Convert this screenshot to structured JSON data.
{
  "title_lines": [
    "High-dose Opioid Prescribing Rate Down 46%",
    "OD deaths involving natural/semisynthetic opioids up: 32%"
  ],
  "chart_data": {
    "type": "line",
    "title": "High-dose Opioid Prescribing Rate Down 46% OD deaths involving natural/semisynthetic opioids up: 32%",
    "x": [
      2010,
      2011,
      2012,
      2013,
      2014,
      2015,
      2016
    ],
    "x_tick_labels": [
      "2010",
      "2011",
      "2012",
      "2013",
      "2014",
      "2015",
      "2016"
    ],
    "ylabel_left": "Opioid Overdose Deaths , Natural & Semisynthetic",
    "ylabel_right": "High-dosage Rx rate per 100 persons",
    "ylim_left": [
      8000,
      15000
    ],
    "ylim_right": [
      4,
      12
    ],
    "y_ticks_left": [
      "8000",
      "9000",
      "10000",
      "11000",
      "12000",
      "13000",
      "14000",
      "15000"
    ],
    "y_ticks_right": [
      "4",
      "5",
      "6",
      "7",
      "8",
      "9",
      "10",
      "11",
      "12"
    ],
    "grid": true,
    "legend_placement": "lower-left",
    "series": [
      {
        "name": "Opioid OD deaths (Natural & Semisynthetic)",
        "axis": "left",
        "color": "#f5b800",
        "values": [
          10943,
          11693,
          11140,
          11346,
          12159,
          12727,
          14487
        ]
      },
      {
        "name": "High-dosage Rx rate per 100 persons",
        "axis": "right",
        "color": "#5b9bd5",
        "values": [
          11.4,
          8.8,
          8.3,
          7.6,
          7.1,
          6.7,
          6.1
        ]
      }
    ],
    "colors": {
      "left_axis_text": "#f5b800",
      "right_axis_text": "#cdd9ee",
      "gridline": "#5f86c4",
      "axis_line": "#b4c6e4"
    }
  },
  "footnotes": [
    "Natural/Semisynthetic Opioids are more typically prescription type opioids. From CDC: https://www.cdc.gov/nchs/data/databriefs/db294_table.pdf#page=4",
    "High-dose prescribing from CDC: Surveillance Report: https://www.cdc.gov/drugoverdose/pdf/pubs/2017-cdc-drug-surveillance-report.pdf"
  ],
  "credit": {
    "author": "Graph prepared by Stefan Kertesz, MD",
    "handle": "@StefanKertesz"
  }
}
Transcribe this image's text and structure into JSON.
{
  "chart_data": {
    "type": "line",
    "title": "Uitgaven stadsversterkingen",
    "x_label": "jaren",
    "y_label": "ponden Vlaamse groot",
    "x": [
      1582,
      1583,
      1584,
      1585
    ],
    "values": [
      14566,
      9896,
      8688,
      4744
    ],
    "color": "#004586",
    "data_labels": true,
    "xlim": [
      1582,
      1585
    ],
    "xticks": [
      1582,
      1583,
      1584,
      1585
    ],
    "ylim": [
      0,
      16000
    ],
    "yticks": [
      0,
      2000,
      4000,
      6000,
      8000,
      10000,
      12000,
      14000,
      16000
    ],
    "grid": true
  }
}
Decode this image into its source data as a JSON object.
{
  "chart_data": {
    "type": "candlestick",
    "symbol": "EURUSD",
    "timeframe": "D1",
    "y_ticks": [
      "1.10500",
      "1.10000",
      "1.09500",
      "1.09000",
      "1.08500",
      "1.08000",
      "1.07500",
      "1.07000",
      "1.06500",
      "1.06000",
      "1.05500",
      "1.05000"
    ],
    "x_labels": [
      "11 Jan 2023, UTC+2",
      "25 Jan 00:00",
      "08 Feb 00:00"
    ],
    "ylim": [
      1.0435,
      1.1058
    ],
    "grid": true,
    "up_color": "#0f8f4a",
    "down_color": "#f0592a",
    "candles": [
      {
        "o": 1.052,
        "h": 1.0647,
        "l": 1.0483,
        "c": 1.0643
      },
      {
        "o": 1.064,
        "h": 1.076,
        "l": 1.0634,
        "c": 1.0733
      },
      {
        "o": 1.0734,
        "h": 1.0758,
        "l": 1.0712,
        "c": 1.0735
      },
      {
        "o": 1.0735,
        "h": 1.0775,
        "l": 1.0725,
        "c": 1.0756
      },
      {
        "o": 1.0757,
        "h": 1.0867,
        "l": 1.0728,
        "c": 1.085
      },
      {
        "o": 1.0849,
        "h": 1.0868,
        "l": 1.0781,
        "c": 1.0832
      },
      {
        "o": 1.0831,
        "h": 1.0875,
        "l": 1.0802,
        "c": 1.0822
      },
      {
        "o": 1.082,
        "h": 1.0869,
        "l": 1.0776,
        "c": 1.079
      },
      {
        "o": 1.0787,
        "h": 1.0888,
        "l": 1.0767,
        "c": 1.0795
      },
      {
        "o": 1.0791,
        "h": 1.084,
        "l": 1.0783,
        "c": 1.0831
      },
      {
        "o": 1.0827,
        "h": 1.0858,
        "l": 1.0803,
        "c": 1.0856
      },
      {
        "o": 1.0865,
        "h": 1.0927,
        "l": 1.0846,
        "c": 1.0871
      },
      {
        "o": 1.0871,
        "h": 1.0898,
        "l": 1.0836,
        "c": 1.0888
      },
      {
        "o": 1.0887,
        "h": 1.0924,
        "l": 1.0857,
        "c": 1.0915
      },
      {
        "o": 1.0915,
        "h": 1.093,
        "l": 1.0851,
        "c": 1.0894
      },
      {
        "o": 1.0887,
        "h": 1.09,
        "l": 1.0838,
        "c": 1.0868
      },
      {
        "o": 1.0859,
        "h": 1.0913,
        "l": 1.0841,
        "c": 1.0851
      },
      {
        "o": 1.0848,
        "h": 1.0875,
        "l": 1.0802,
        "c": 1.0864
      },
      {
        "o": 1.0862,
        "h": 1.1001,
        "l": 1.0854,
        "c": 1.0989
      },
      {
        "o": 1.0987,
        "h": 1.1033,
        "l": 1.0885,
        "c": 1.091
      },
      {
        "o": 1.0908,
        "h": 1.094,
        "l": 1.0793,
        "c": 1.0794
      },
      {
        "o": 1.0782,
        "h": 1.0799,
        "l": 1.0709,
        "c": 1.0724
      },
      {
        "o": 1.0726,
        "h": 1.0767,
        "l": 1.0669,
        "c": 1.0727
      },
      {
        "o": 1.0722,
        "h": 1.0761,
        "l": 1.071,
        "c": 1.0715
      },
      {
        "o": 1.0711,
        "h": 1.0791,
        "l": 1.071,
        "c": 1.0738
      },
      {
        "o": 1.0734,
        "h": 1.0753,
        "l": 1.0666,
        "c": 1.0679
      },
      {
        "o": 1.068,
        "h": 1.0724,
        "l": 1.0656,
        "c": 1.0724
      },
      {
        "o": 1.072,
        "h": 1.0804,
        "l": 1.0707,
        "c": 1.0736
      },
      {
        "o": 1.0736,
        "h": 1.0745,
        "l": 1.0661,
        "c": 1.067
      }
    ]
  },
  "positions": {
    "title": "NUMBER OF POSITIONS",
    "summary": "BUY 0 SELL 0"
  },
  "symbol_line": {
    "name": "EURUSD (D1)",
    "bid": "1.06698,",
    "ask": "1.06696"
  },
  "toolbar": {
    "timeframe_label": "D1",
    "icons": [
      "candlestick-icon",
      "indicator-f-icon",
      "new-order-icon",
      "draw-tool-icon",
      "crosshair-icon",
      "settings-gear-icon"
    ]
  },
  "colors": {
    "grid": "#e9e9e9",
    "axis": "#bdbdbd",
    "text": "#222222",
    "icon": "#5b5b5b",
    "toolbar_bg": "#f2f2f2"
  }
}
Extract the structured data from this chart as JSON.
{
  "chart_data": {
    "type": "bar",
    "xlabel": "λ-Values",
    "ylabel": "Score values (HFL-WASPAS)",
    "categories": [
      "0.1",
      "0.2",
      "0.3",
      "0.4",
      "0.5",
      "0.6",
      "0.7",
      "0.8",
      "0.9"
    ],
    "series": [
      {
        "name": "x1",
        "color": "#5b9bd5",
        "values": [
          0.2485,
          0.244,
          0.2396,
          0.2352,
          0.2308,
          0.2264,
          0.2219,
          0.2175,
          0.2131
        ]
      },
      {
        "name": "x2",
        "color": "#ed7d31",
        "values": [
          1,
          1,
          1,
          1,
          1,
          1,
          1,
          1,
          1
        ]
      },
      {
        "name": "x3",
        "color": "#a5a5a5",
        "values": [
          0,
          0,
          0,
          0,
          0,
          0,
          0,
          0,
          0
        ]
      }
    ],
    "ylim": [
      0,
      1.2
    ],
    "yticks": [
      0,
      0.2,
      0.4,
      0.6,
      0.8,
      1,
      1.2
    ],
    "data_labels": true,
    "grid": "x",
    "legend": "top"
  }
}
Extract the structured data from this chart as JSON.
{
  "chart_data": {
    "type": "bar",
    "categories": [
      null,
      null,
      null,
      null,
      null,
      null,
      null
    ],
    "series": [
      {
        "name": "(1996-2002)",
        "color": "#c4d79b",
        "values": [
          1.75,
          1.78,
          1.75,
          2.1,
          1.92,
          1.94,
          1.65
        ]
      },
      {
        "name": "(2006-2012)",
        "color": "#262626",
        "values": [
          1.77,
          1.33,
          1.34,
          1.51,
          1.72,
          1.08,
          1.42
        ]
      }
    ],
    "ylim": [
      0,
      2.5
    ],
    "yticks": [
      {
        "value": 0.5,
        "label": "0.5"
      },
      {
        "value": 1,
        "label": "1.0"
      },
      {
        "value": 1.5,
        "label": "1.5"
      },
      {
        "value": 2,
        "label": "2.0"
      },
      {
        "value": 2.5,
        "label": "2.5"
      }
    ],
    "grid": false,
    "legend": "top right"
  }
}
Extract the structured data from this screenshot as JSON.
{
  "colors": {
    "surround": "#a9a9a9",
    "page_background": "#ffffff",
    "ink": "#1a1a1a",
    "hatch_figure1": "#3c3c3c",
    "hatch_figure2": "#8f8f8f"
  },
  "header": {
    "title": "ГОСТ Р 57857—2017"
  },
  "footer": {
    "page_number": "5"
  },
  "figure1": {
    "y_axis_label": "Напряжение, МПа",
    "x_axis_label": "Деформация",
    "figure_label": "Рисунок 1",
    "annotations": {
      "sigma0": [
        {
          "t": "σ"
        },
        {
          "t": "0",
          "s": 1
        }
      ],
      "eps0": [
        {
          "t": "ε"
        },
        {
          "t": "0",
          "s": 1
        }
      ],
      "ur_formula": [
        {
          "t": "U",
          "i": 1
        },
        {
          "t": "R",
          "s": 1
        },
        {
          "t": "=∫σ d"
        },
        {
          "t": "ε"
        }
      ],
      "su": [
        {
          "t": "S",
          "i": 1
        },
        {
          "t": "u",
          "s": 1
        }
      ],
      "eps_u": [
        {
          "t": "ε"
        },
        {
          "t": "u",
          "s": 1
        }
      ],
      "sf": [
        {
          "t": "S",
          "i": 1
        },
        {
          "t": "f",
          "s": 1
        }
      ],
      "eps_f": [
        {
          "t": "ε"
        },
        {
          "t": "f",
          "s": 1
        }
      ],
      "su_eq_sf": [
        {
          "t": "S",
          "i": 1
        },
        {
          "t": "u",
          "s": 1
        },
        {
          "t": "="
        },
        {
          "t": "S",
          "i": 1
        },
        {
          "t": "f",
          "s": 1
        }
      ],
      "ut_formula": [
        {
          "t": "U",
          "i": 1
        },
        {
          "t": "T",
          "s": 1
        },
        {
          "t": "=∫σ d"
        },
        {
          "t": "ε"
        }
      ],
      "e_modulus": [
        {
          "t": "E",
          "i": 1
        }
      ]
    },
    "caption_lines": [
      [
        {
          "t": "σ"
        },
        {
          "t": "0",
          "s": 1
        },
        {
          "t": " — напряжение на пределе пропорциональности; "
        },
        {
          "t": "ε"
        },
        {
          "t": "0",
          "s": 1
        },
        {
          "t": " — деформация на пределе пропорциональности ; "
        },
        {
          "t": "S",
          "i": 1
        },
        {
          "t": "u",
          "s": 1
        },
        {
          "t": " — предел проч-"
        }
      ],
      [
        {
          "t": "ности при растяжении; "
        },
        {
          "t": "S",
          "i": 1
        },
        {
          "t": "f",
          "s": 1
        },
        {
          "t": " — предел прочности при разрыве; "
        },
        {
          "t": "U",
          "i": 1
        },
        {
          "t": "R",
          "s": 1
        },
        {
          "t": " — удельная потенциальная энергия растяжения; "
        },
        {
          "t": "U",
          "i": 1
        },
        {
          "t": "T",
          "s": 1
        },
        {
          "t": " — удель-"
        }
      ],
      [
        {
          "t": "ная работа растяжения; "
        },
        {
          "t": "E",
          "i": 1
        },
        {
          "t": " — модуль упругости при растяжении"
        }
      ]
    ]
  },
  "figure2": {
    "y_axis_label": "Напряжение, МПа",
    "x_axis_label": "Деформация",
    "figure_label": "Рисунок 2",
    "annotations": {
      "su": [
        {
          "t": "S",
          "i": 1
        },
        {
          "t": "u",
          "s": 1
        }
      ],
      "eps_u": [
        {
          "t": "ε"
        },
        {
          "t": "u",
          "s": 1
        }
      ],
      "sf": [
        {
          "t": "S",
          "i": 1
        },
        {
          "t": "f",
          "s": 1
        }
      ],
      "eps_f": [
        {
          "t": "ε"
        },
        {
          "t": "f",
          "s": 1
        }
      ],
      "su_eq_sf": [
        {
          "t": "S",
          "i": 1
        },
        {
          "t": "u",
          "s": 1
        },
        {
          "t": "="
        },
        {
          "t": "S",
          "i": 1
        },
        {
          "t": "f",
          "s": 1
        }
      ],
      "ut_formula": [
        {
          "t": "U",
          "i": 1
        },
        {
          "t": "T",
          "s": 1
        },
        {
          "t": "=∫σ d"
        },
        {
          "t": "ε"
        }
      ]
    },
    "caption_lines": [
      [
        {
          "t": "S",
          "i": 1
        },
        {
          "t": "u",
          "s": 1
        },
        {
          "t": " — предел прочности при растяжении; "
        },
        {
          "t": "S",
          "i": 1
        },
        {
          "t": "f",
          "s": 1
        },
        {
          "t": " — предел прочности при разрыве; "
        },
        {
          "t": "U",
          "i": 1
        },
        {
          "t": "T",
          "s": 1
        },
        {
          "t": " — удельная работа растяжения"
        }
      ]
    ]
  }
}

What to work on: Among the entries above, how many lines include the word "работа"? Reply with the number only.

Complete response: 2